_DATASET EXTRACT_:
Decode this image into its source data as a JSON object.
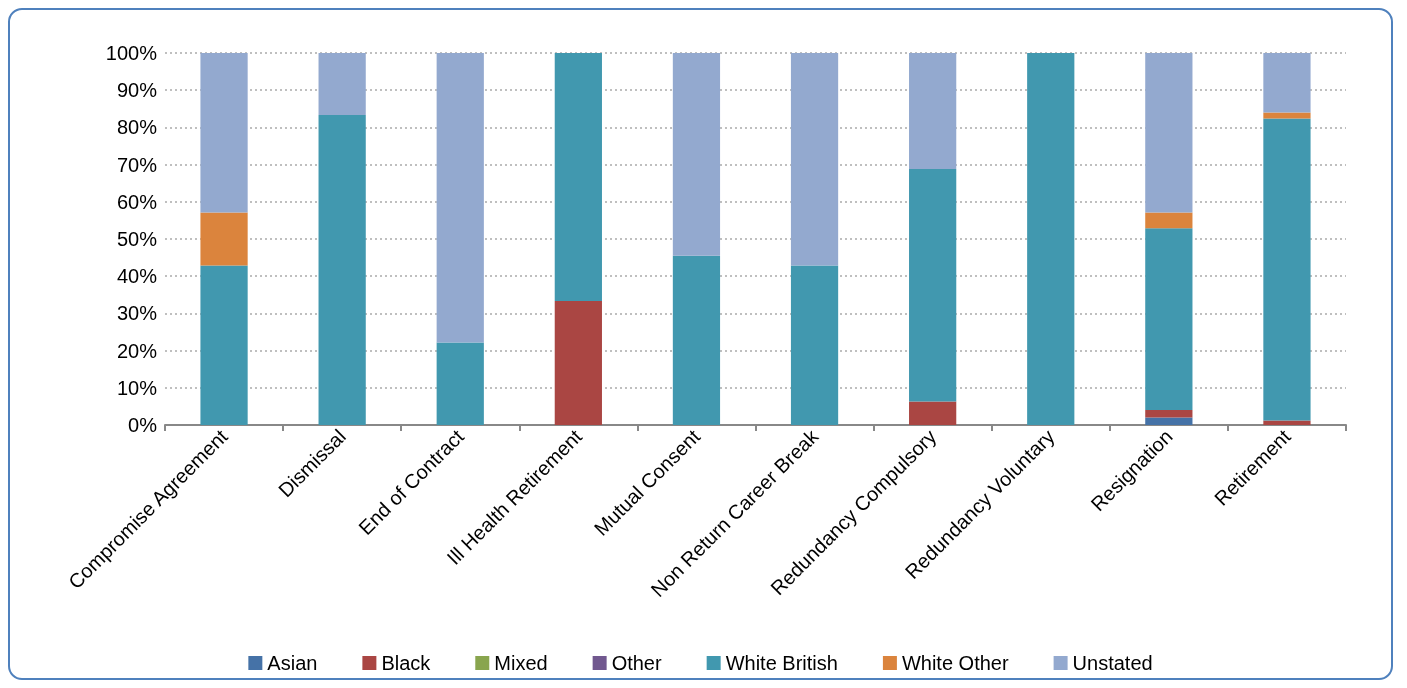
{
  "chart_data": {
    "type": "bar",
    "stacked": true,
    "categories": [
      "Compromise Agreement",
      "Dismissal",
      "End of Contract",
      "Ill Health Retirement",
      "Mutual Consent",
      "Non Return Career Break",
      "Redundancy Compulsory",
      "Redundancy Voluntary",
      "Resignation",
      "Retirement"
    ],
    "series": [
      {
        "name": "Asian",
        "color": "#4572a7",
        "values": [
          0,
          0,
          0,
          0,
          0,
          0,
          0,
          0,
          2.0,
          0
        ]
      },
      {
        "name": "Black",
        "color": "#aa4643",
        "values": [
          0,
          0,
          0,
          33.3,
          0,
          0,
          6.3,
          0,
          2.0,
          1.2
        ]
      },
      {
        "name": "Mixed",
        "color": "#89a54e",
        "values": [
          0,
          0,
          0,
          0,
          0,
          0,
          0,
          0,
          0,
          0
        ]
      },
      {
        "name": "Other",
        "color": "#71588f",
        "values": [
          0,
          0,
          0,
          0,
          0,
          0,
          0,
          0,
          0,
          0
        ]
      },
      {
        "name": "White British",
        "color": "#4198af",
        "values": [
          42.9,
          83.3,
          22.2,
          66.7,
          45.5,
          42.9,
          62.5,
          100,
          48.9,
          81.2
        ]
      },
      {
        "name": "White Other",
        "color": "#db843d",
        "values": [
          14.2,
          0,
          0,
          0,
          0,
          0,
          0,
          0,
          4.2,
          1.6
        ]
      },
      {
        "name": "Unstated",
        "color": "#93a9cf",
        "values": [
          42.9,
          16.7,
          77.8,
          0,
          54.5,
          57.1,
          31.2,
          0,
          42.9,
          16.0
        ]
      }
    ],
    "ylim": [
      0,
      100
    ],
    "yticks": [
      {
        "value": 0,
        "label": "0%"
      },
      {
        "value": 10,
        "label": "10%"
      },
      {
        "value": 20,
        "label": "20%"
      },
      {
        "value": 30,
        "label": "30%"
      },
      {
        "value": 40,
        "label": "40%"
      },
      {
        "value": 50,
        "label": "50%"
      },
      {
        "value": 60,
        "label": "60%"
      },
      {
        "value": 70,
        "label": "70%"
      },
      {
        "value": 80,
        "label": "80%"
      },
      {
        "value": 90,
        "label": "90%"
      },
      {
        "value": 100,
        "label": "100%"
      }
    ],
    "grid": "y",
    "legend": "bottom"
  }
}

_DIRECTIONS_: Pull out each line holding the string "color".

_THE COMPLETED TASK_:
        "color": "#4572a7",
        "color": "#aa4643",
        "color": "#89a54e",
        "color": "#71588f",
        "color": "#4198af",
        "color": "#db843d",
        "color": "#93a9cf",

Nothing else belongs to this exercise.